**INSTRUCTIONS TO FOLLOW**
Repeat each entry as written and leave the images out of the copy.

**EXTRACTED DATA**
• • •

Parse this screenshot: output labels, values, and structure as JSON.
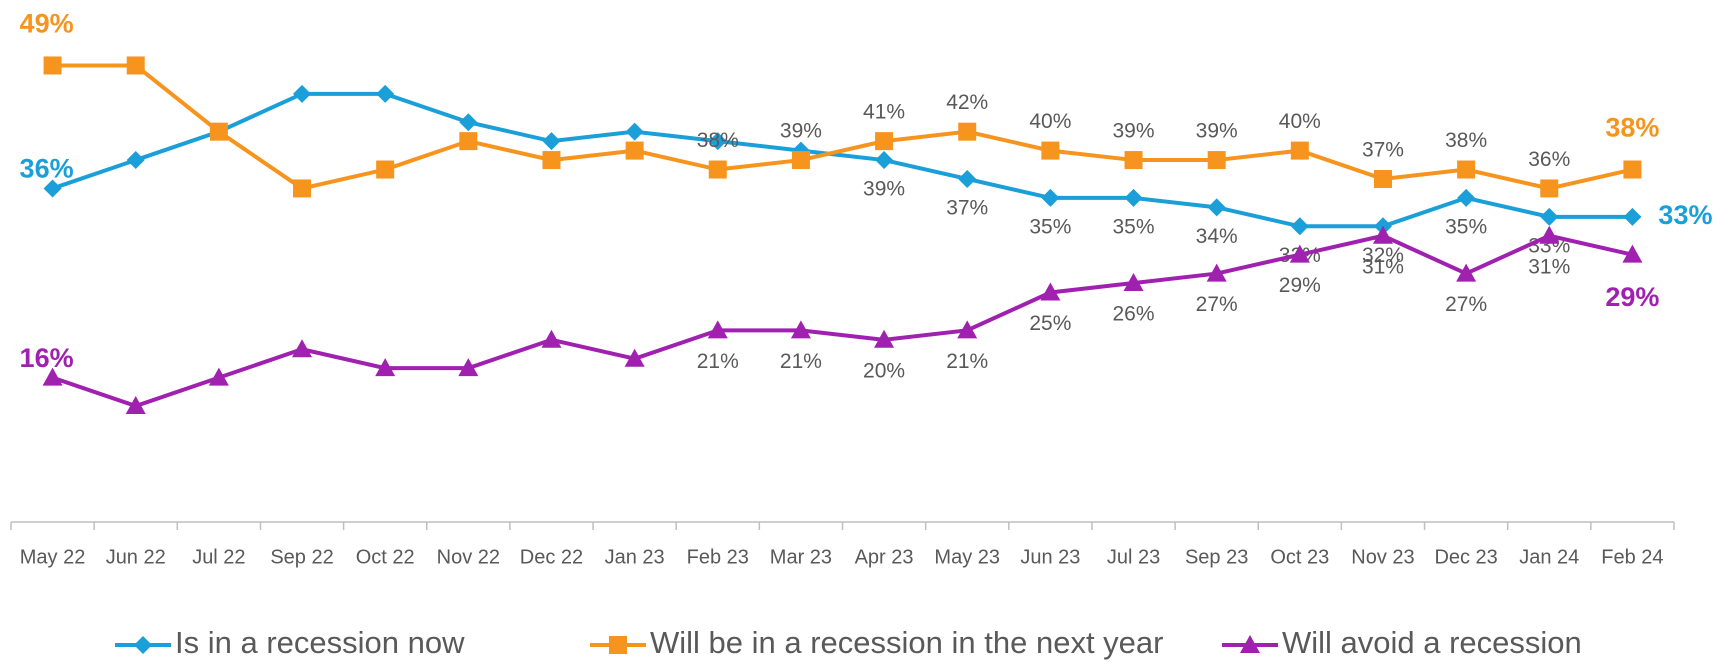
{
  "chart_data": {
    "type": "line",
    "categories": [
      "May 22",
      "Jun 22",
      "Jul 22",
      "Sep 22",
      "Oct 22",
      "Nov 22",
      "Dec 22",
      "Jan 23",
      "Feb 23",
      "Mar 23",
      "Apr 23",
      "May 23",
      "Jun 23",
      "Jul 23",
      "Sep 23",
      "Oct 23",
      "Nov 23",
      "Dec 23",
      "Jan 24",
      "Feb 24"
    ],
    "ylim": [
      0,
      55
    ],
    "series": [
      {
        "name": "Is in a recession now",
        "color": "#1a9fd8",
        "marker": "diamond",
        "values": [
          36,
          39,
          42,
          46,
          46,
          43,
          41,
          42,
          41,
          40,
          39,
          37,
          35,
          35,
          34,
          32,
          32,
          35,
          33,
          33
        ],
        "value_labels": [
          "36%",
          null,
          null,
          null,
          null,
          null,
          null,
          null,
          null,
          null,
          "39%",
          "37%",
          "35%",
          "35%",
          "34%",
          "32%",
          "32%",
          "35%",
          "33%",
          "33%"
        ]
      },
      {
        "name": "Will be in a recession in the next year",
        "color": "#f7941d",
        "marker": "square",
        "values": [
          49,
          49,
          42,
          36,
          38,
          41,
          39,
          40,
          38,
          39,
          41,
          42,
          40,
          39,
          39,
          40,
          37,
          38,
          36,
          38
        ],
        "value_labels": [
          "49%",
          null,
          null,
          null,
          null,
          null,
          null,
          null,
          "38%",
          "39%",
          "41%",
          "42%",
          "40%",
          "39%",
          "39%",
          "40%",
          "37%",
          "38%",
          "36%",
          "38%"
        ]
      },
      {
        "name": "Will avoid a recession",
        "color": "#a020b0",
        "marker": "triangle",
        "values": [
          16,
          13,
          16,
          19,
          17,
          17,
          20,
          18,
          21,
          21,
          20,
          21,
          25,
          26,
          27,
          29,
          31,
          27,
          31,
          29
        ],
        "value_labels": [
          "16%",
          null,
          null,
          null,
          null,
          null,
          null,
          null,
          "21%",
          "21%",
          "20%",
          "21%",
          "25%",
          "26%",
          "27%",
          "29%",
          "31%",
          "27%",
          "31%",
          "29%"
        ]
      }
    ]
  }
}
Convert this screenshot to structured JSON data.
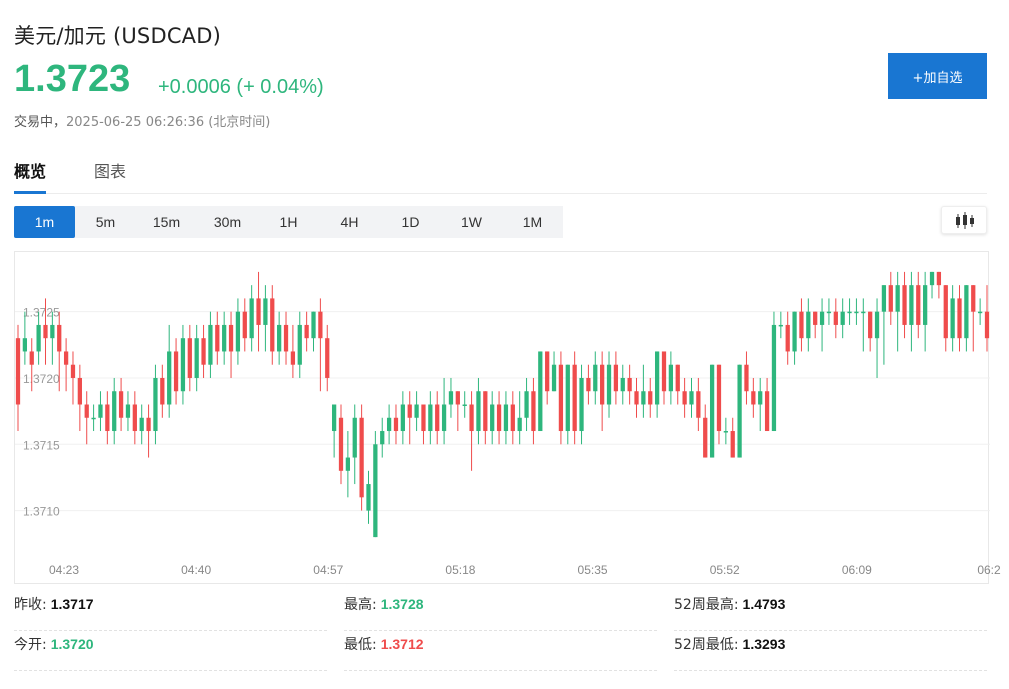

• • •

**REPLY**
Parse this screenshot: output labels, values, and structure as JSON.
{
  "chart_data": {
    "type": "line",
    "categories": [
      "May 22",
      "Jun 22",
      "Jul 22",
      "Sep 22",
      "Oct 22",
      "Nov 22",
      "Dec 22",
      "Jan 23",
      "Feb 23",
      "Mar 23",
      "Apr 23",
      "May 23",
      "Jun 23",
      "Jul 23",
      "Sep 23",
      "Oct 23",
      "Nov 23",
      "Dec 23",
      "Jan 24",
      "Feb 24"
    ],
    "ylim": [
      0,
      55
    ],
    "series": [
      {
        "name": "Is in a recession now",
        "color": "#1a9fd8",
        "marker": "diamond",
        "values": [
          36,
          39,
          42,
          46,
          46,
          43,
          41,
          42,
          41,
          40,
          39,
          37,
          35,
          35,
          34,
          32,
          32,
          35,
          33,
          33
        ],
        "value_labels": [
          "36%",
          null,
          null,
          null,
          null,
          null,
          null,
          null,
          null,
          null,
          "39%",
          "37%",
          "35%",
          "35%",
          "34%",
          "32%",
          "32%",
          "35%",
          "33%",
          "33%"
        ]
      },
      {
        "name": "Will be in a recession in the next year",
        "color": "#f7941d",
        "marker": "square",
        "values": [
          49,
          49,
          42,
          36,
          38,
          41,
          39,
          40,
          38,
          39,
          41,
          42,
          40,
          39,
          39,
          40,
          37,
          38,
          36,
          38
        ],
        "value_labels": [
          "49%",
          null,
          null,
          null,
          null,
          null,
          null,
          null,
          "38%",
          "39%",
          "41%",
          "42%",
          "40%",
          "39%",
          "39%",
          "40%",
          "37%",
          "38%",
          "36%",
          "38%"
        ]
      },
      {
        "name": "Will avoid a recession",
        "color": "#a020b0",
        "marker": "triangle",
        "values": [
          16,
          13,
          16,
          19,
          17,
          17,
          20,
          18,
          21,
          21,
          20,
          21,
          25,
          26,
          27,
          29,
          31,
          27,
          31,
          29
        ],
        "value_labels": [
          "16%",
          null,
          null,
          null,
          null,
          null,
          null,
          null,
          "21%",
          "21%",
          "20%",
          "21%",
          "25%",
          "26%",
          "27%",
          "29%",
          "31%",
          "27%",
          "31%",
          "29%"
        ]
      }
    ]
  }
}
Convert this screenshot to structured JSON data.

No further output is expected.